— start EXTRACTED DATA —

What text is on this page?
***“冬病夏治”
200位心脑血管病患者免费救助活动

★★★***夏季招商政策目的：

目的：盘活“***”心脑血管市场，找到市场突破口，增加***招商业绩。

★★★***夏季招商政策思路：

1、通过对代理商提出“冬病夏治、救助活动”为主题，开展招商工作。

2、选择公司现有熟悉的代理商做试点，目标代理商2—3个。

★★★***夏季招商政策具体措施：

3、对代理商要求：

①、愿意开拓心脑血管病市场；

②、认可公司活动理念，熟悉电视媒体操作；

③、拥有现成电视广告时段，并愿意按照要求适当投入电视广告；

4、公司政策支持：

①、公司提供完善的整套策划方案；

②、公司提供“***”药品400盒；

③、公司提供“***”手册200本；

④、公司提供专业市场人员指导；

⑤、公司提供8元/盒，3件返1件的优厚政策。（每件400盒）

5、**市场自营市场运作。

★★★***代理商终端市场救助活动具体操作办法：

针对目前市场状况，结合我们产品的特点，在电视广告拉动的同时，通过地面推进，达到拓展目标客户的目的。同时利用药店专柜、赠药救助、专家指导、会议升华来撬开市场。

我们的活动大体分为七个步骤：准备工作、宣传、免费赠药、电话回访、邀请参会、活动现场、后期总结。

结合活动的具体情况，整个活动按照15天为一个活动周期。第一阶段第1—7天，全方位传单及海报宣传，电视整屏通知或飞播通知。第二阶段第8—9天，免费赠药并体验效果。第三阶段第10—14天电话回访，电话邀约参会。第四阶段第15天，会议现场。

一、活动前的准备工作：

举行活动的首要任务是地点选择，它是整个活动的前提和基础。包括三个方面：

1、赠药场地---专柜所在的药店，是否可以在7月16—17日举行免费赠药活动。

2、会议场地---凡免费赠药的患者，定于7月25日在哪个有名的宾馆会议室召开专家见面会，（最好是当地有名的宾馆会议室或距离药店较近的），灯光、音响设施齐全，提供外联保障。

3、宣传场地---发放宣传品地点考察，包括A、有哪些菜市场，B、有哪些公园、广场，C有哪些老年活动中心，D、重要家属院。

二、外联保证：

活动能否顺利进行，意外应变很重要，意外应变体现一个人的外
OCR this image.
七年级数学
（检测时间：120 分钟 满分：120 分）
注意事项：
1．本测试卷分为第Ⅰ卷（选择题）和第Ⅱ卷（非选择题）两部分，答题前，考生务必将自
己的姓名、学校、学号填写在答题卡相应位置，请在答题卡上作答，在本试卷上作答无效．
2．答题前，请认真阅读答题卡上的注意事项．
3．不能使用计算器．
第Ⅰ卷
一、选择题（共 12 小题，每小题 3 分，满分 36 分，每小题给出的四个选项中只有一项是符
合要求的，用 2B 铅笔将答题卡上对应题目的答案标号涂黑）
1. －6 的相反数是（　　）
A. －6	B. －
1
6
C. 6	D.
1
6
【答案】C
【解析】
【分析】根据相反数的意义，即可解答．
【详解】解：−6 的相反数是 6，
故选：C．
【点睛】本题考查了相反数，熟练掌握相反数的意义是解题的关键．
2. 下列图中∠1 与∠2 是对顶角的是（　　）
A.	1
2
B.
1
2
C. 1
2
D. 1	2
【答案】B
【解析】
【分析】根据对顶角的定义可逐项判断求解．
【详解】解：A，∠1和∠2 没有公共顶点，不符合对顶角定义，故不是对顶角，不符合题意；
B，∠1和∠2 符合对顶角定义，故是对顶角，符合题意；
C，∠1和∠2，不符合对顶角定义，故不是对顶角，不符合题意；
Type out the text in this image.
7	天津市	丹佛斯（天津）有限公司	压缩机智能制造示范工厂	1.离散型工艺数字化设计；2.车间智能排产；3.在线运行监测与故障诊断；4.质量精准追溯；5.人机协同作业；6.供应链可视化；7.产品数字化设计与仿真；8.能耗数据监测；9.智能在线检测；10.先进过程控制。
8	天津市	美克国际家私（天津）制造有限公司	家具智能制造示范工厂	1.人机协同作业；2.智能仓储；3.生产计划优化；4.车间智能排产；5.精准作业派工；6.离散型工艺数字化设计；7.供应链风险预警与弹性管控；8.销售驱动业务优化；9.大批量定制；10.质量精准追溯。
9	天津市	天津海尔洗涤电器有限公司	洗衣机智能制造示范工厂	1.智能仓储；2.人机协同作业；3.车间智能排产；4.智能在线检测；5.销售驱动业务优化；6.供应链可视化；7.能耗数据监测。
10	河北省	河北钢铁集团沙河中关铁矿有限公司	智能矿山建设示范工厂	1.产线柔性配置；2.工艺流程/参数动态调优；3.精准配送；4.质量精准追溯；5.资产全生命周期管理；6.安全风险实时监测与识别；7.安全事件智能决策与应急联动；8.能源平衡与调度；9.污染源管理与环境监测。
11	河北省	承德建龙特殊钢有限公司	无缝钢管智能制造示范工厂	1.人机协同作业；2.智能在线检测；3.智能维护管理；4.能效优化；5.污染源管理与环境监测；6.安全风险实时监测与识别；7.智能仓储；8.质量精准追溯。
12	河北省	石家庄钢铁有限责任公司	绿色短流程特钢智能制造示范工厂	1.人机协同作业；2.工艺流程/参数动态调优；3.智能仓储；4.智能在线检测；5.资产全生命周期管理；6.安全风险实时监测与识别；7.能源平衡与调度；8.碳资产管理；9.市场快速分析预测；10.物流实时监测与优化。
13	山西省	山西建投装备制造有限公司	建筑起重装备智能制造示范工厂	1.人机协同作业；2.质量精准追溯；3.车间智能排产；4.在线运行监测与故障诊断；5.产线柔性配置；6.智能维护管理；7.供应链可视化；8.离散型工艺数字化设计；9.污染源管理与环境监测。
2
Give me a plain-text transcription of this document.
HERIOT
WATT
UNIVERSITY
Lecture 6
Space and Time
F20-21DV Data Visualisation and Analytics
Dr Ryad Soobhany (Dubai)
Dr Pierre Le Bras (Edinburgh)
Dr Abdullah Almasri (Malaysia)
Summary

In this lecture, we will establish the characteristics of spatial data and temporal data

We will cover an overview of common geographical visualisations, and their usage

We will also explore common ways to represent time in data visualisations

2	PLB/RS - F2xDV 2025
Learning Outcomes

— end EXTRACTED DATA —

- [PROBLEM REQUIREMENTS]
Repeat the whole listing exactly, keeping every line intact.

- [OUTPUT OF THE EXERCISE]
What text is on this page?
***“冬病夏治”
200位心脑血管病患者免费救助活动

★★★***夏季招商政策目的：

目的：盘活“***”心脑血管市场，找到市场突破口，增加***招商业绩。

★★★***夏季招商政策思路：

1、通过对代理商提出“冬病夏治、救助活动”为主题，开展招商工作。

2、选择公司现有熟悉的代理商做试点，目标代理商2—3个。

★★★***夏季招商政策具体措施：

3、对代理商要求：

①、愿意开拓心脑血管病市场；

②、认可公司活动理念，熟悉电视媒体操作；

③、拥有现成电视广告时段，并愿意按照要求适当投入电视广告；

4、公司政策支持：

①、公司提供完善的整套策划方案；

②、公司提供“***”药品400盒；

③、公司提供“***”手册200本；

④、公司提供专业市场人员指导；

⑤、公司提供8元/盒，3件返1件的优厚政策。（每件400盒）

5、**市场自营市场运作。

★★★***代理商终端市场救助活动具体操作办法：

针对目前市场状况，结合我们产品的特点，在电视广告拉动的同时，通过地面推进，达到拓展目标客户的目的。同时利用药店专柜、赠药救助、专家指导、会议升华来撬开市场。

我们的活动大体分为七个步骤：准备工作、宣传、免费赠药、电话回访、邀请参会、活动现场、后期总结。

结合活动的具体情况，整个活动按照15天为一个活动周期。第一阶段第1—7天，全方位传单及海报宣传，电视整屏通知或飞播通知。第二阶段第8—9天，免费赠药并体验效果。第三阶段第10—14天电话回访，电话邀约参会。第四阶段第15天，会议现场。

一、活动前的准备工作：

举行活动的首要任务是地点选择，它是整个活动的前提和基础。包括三个方面：

1、赠药场地---专柜所在的药店，是否可以在7月16—17日举行免费赠药活动。

2、会议场地---凡免费赠药的患者，定于7月25日在哪个有名的宾馆会议室召开专家见面会，（最好是当地有名的宾馆会议室或距离药店较近的），灯光、音响设施齐全，提供外联保障。

3、宣传场地---发放宣传品地点考察，包括A、有哪些菜市场，B、有哪些公园、广场，C有哪些老年活动中心，D、重要家属院。

二、外联保证：

活动能否顺利进行，意外应变很重要，意外应变体现一个人的外
OCR this image.
七年级数学
（检测时间：120 分钟 满分：120 分）
注意事项：
1．本测试卷分为第Ⅰ卷（选择题）和第Ⅱ卷（非选择题）两部分，答题前，考生务必将自
己的姓名、学校、学号填写在答题卡相应位置，请在答题卡上作答，在本试卷上作答无效．
2．答题前，请认真阅读答题卡上的注意事项．
3．不能使用计算器．
第Ⅰ卷
一、选择题（共 12 小题，每小题 3 分，满分 36 分，每小题给出的四个选项中只有一项是符
合要求的，用 2B 铅笔将答题卡上对应题目的答案标号涂黑）
1. －6 的相反数是（　　）
A. －6	B. －
1
6
C. 6	D.
1
6
【答案】C
【解析】
【分析】根据相反数的意义，即可解答．
【详解】解：−6 的相反数是 6，
故选：C．
【点睛】本题考查了相反数，熟练掌握相反数的意义是解题的关键．
2. 下列图中∠1 与∠2 是对顶角的是（　　）
A.	1
2
B.
1
2
C. 1
2
D. 1	2
【答案】B
【解析】
【分析】根据对顶角的定义可逐项判断求解．
【详解】解：A，∠1和∠2 没有公共顶点，不符合对顶角定义，故不是对顶角，不符合题意；
B，∠1和∠2 符合对顶角定义，故是对顶角，符合题意；
C，∠1和∠2，不符合对顶角定义，故不是对顶角，不符合题意；
Type out the text in this image.
7	天津市	丹佛斯（天津）有限公司	压缩机智能制造示范工厂	1.离散型工艺数字化设计；2.车间智能排产；3.在线运行监测与故障诊断；4.质量精准追溯；5.人机协同作业；6.供应链可视化；7.产品数字化设计与仿真；8.能耗数据监测；9.智能在线检测；10.先进过程控制。
8	天津市	美克国际家私（天津）制造有限公司	家具智能制造示范工厂	1.人机协同作业；2.智能仓储；3.生产计划优化；4.车间智能排产；5.精准作业派工；6.离散型工艺数字化设计；7.供应链风险预警与弹性管控；8.销售驱动业务优化；9.大批量定制；10.质量精准追溯。
9	天津市	天津海尔洗涤电器有限公司	洗衣机智能制造示范工厂	1.智能仓储；2.人机协同作业；3.车间智能排产；4.智能在线检测；5.销售驱动业务优化；6.供应链可视化；7.能耗数据监测。
10	河北省	河北钢铁集团沙河中关铁矿有限公司	智能矿山建设示范工厂	1.产线柔性配置；2.工艺流程/参数动态调优；3.精准配送；4.质量精准追溯；5.资产全生命周期管理；6.安全风险实时监测与识别；7.安全事件智能决策与应急联动；8.能源平衡与调度；9.污染源管理与环境监测。
11	河北省	承德建龙特殊钢有限公司	无缝钢管智能制造示范工厂	1.人机协同作业；2.智能在线检测；3.智能维护管理；4.能效优化；5.污染源管理与环境监测；6.安全风险实时监测与识别；7.智能仓储；8.质量精准追溯。
12	河北省	石家庄钢铁有限责任公司	绿色短流程特钢智能制造示范工厂	1.人机协同作业；2.工艺流程/参数动态调优；3.智能仓储；4.智能在线检测；5.资产全生命周期管理；6.安全风险实时监测与识别；7.能源平衡与调度；8.碳资产管理；9.市场快速分析预测；10.物流实时监测与优化。
13	山西省	山西建投装备制造有限公司	建筑起重装备智能制造示范工厂	1.人机协同作业；2.质量精准追溯；3.车间智能排产；4.在线运行监测与故障诊断；5.产线柔性配置；6.智能维护管理；7.供应链可视化；8.离散型工艺数字化设计；9.污染源管理与环境监测。
2
Give me a plain-text transcription of this document.
HERIOT
WATT
UNIVERSITY
Lecture 6
Space and Time
F20-21DV Data Visualisation and Analytics
Dr Ryad Soobhany (Dubai)
Dr Pierre Le Bras (Edinburgh)
Dr Abdullah Almasri (Malaysia)
Summary

In this lecture, we will establish the characteristics of spatial data and temporal data

We will cover an overview of common geographical visualisations, and their usage

We will also explore common ways to represent time in data visualisations

2	PLB/RS - F2xDV 2025
Learning Outcomes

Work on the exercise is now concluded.